Set down, in full, every record in the block.

** Collected data **
+ + + + +

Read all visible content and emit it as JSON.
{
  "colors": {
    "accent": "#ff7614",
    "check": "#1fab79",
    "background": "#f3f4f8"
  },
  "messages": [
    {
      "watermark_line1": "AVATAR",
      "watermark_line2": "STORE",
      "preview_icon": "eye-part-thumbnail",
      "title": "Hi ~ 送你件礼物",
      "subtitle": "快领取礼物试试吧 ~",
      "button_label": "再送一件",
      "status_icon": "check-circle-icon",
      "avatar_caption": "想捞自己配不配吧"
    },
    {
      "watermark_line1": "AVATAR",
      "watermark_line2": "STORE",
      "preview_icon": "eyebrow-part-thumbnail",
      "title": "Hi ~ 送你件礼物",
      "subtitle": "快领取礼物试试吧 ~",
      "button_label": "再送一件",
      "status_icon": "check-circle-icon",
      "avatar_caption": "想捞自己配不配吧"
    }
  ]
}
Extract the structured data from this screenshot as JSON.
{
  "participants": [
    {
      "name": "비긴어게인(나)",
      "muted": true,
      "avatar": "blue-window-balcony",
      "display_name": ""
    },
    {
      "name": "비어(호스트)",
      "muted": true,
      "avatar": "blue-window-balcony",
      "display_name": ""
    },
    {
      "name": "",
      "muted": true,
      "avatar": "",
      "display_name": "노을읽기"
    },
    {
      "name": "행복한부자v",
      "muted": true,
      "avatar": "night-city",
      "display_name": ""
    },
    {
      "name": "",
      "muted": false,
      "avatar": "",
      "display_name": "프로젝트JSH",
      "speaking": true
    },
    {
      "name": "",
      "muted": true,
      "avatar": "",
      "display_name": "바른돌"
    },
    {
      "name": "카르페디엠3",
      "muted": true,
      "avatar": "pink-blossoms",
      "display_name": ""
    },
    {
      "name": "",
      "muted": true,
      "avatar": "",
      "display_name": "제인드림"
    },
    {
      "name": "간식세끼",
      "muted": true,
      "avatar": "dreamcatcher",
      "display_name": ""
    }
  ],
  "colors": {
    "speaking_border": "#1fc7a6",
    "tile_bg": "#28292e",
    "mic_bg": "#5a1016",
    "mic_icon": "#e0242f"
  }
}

+ + + + +

** Exercise solution **
Read all visible content and emit it as JSON.
{
  "colors": {
    "accent": "#ff7614",
    "check": "#1fab79",
    "background": "#f3f4f8"
  },
  "messages": [
    {
      "watermark_line1": "AVATAR",
      "watermark_line2": "STORE",
      "preview_icon": "eye-part-thumbnail",
      "title": "Hi ~ 送你件礼物",
      "subtitle": "快领取礼物试试吧 ~",
      "button_label": "再送一件",
      "status_icon": "check-circle-icon",
      "avatar_caption": "想捞自己配不配吧"
    },
    {
      "watermark_line1": "AVATAR",
      "watermark_line2": "STORE",
      "preview_icon": "eyebrow-part-thumbnail",
      "title": "Hi ~ 送你件礼物",
      "subtitle": "快领取礼物试试吧 ~",
      "button_label": "再送一件",
      "status_icon": "check-circle-icon",
      "avatar_caption": "想捞自己配不配吧"
    }
  ]
}
Extract the structured data from this screenshot as JSON.
{
  "participants": [
    {
      "name": "비긴어게인(나)",
      "muted": true,
      "avatar": "blue-window-balcony",
      "display_name": ""
    },
    {
      "name": "비어(호스트)",
      "muted": true,
      "avatar": "blue-window-balcony",
      "display_name": ""
    },
    {
      "name": "",
      "muted": true,
      "avatar": "",
      "display_name": "노을읽기"
    },
    {
      "name": "행복한부자v",
      "muted": true,
      "avatar": "night-city",
      "display_name": ""
    },
    {
      "name": "",
      "muted": false,
      "avatar": "",
      "display_name": "프로젝트JSH",
      "speaking": true
    },
    {
      "name": "",
      "muted": true,
      "avatar": "",
      "display_name": "바른돌"
    },
    {
      "name": "카르페디엠3",
      "muted": true,
      "avatar": "pink-blossoms",
      "display_name": ""
    },
    {
      "name": "",
      "muted": true,
      "avatar": "",
      "display_name": "제인드림"
    },
    {
      "name": "간식세끼",
      "muted": true,
      "avatar": "dreamcatcher",
      "display_name": ""
    }
  ],
  "colors": {
    "speaking_border": "#1fc7a6",
    "tile_bg": "#28292e",
    "mic_bg": "#5a1016",
    "mic_icon": "#e0242f"
  }
}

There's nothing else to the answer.